Stated exercise 1:
In the case summary, what height limit did the second restriction on the applicant's title set for any structure?
· · · · · · ·
Neil Sheppard v (1) Martin Grant Holdings LTD (2) Roger Turner [2020] UKUT 171 (LC)

The Upper Tribunal (UT) has recently looked at the compensation payable upon modification of a restrictive covenant. 

The applicant had obtained planning permission to demolish the garage on his property and build a two storey house in its place. To proceed he sought modification of restrictions on the title contained in the original 1985 transfer from the developer to the first owner of the property.  The restrictions prevented him from erecting; (1) any structure other an dwelling-house garage and (2) any structure that exceeded 900 millimetres in height.

Negotiations with MGH as the party entitled to the benefit of the covenant as to an appropriate “release fee” were unsuccessful and an application was made to the UT for modification under s.84 of the Law of Property Act 1925 (the “1925 Act”).

At the hearing MGH conceded that the value of its retained land would not be affected by the modification of the restrictions. It was only the holding company for the assets of the original developer of the estate on which the property was based and had a limited interest in the estate by the time of the hearing.  Therefore, ground (c) of section 84(1) of 1925 Act was made out, (i.e. that the proposed discharge or modification will not injure the persons entitled to the benefit of the restriction), and it was held that the application was successful on this ground.
· · · · · · ·
Stated exercise 2:
Return the lines of the records verbatim, starting at the line containing "Bar xyxy=(1,82,286,147)" and stopping after the line containing "Text: 0.6: 0.6 xyxy=(404,369,440,389)".

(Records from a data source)
· · · · · · ·
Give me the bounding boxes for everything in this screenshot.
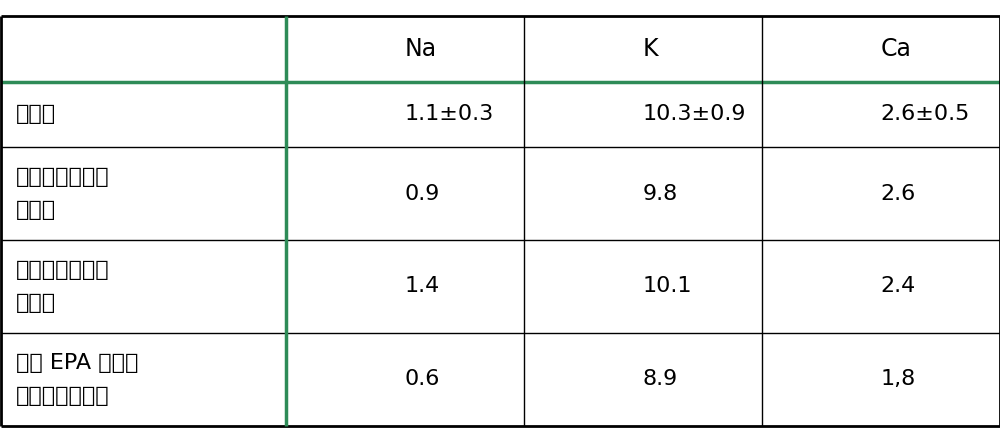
Bar xyxy=(1,82,286,147)
Text: 我国标准方法的
测量値: 我国标准方法的 测量値 xyxy=(16,260,109,313)
Bar xyxy=(762,147,1000,240)
Bar xyxy=(286,333,524,426)
Bar xyxy=(524,16,762,82)
Text: 10.1: 10.1 xyxy=(642,276,692,297)
Bar xyxy=(524,240,762,333)
Bar xyxy=(1,147,286,240)
Text: 9.8: 9.8 xyxy=(642,183,678,204)
Text: 1.4: 1.4 xyxy=(404,276,440,297)
Text: 标准値: 标准値 xyxy=(16,104,56,125)
Bar xyxy=(762,333,1000,426)
Text: 10.3±0.9: 10.3±0.9 xyxy=(642,104,746,125)
Text: 各实施例的测量
平均値: 各实施例的测量 平均値 xyxy=(16,167,109,220)
Bar xyxy=(1,16,286,82)
Text: 2.6±0.5: 2.6±0.5 xyxy=(881,104,970,125)
Bar xyxy=(762,240,1000,333)
Text: 0.6: 0.6 xyxy=(404,369,440,389)
Text: Ca: Ca xyxy=(881,37,911,61)
Bar xyxy=(1,333,286,426)
Text: 2.6: 2.6 xyxy=(881,183,916,204)
Text: 8.9: 8.9 xyxy=(642,369,678,389)
Bar xyxy=(762,82,1000,147)
Bar xyxy=(1,240,286,333)
Bar xyxy=(286,240,524,333)
Bar xyxy=(286,16,524,82)
Text: Na: Na xyxy=(404,37,437,61)
Bar xyxy=(286,147,524,240)
Text: 1,8: 1,8 xyxy=(881,369,916,389)
Bar xyxy=(524,333,762,426)
Text: K: K xyxy=(642,37,658,61)
Text: 0.9: 0.9 xyxy=(404,183,440,204)
Bar xyxy=(762,16,1000,82)
Text: 美国 EPA 微波消
解方法的测量値: 美国 EPA 微波消 解方法的测量値 xyxy=(16,353,138,406)
Bar xyxy=(286,82,524,147)
Text: 2.4: 2.4 xyxy=(881,276,916,297)
Bar xyxy=(524,82,762,147)
Bar xyxy=(524,147,762,240)
Text: 1.1±0.3: 1.1±0.3 xyxy=(404,104,494,125)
· · · · · · ·
Finished answer 1:
900 millimetres.

Finished answer 2:
Bar xyxy=(1,82,286,147)
Text: 我国标准方法的
测量値: 我国标准方法的 测量値 xyxy=(16,260,109,313)
Bar xyxy=(762,147,1000,240)
Bar xyxy=(286,333,524,426)
Bar xyxy=(524,16,762,82)
Text: 10.1: 10.1 xyxy=(642,276,692,297)
Bar xyxy=(524,240,762,333)
Bar xyxy=(1,147,286,240)
Text: 9.8: 9.8 xyxy=(642,183,678,204)
Text: 1.4: 1.4 xyxy=(404,276,440,297)
Text: 标准値: 标准値 xyxy=(16,104,56,125)
Bar xyxy=(762,333,1000,426)
Text: 10.3±0.9: 10.3±0.9 xyxy=(642,104,746,125)
Text: 各实施例的测量
平均値: 各实施例的测量 平均値 xyxy=(16,167,109,220)
Bar xyxy=(1,16,286,82)
Text: 2.6±0.5: 2.6±0.5 xyxy=(881,104,970,125)
Bar xyxy=(762,240,1000,333)
Text: 0.6: 0.6 xyxy=(404,369,440,389)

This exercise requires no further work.